→ Directions: Collect all lines containing the word "color" from the data.

▽

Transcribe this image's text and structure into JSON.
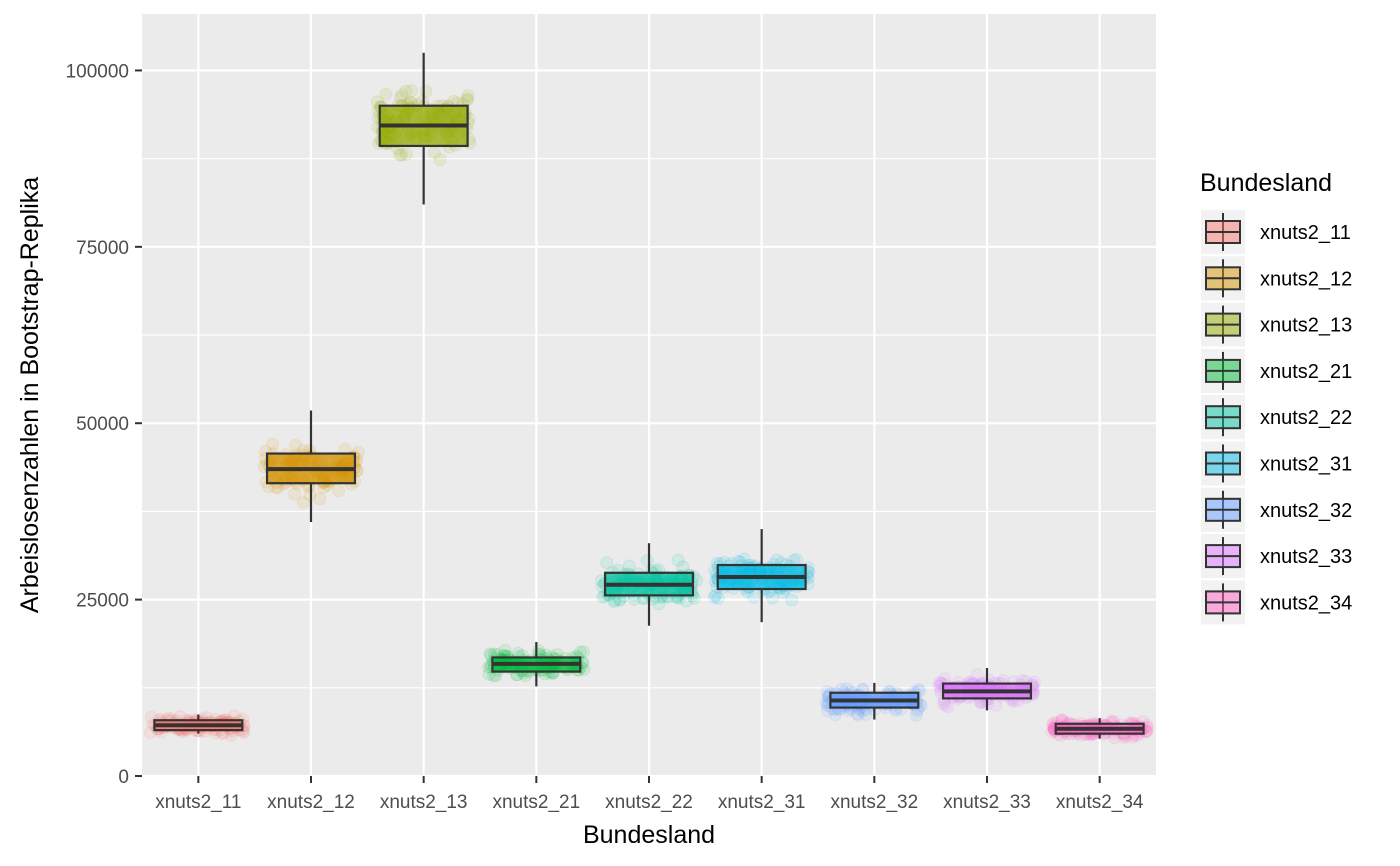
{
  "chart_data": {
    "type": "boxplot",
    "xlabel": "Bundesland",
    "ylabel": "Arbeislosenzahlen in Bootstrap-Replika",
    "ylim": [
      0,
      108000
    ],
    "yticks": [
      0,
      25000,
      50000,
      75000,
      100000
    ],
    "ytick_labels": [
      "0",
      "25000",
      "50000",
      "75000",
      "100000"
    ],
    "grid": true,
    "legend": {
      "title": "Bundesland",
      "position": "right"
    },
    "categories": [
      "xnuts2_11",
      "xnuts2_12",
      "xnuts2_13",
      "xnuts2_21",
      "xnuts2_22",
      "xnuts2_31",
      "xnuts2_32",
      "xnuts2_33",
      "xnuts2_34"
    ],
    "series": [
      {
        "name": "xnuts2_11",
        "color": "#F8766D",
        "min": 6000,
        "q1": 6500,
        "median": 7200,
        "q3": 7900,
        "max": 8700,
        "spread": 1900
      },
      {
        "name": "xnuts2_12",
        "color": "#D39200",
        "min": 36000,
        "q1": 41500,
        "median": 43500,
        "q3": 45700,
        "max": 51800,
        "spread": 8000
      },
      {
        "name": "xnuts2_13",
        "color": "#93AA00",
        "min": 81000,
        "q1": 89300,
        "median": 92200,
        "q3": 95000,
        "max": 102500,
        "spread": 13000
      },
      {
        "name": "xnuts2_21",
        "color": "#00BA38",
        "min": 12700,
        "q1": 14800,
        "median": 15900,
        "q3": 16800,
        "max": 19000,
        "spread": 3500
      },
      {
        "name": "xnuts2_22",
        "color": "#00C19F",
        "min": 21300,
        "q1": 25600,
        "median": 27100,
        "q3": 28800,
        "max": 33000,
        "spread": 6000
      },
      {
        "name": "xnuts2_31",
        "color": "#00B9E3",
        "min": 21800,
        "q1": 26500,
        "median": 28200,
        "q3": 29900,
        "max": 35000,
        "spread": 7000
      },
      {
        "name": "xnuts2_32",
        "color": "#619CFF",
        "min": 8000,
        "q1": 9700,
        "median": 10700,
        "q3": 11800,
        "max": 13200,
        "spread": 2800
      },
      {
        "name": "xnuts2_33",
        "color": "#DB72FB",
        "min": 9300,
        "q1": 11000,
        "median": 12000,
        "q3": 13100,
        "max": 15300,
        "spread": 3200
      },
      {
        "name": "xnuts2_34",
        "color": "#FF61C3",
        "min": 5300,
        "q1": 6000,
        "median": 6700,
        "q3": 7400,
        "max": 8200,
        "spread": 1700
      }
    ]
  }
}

△

→ Exercise answer:
        "color": "#F8766D",
        "color": "#D39200",
        "color": "#93AA00",
        "color": "#00BA38",
        "color": "#00C19F",
        "color": "#00B9E3",
        "color": "#619CFF",
        "color": "#DB72FB",
        "color": "#FF61C3",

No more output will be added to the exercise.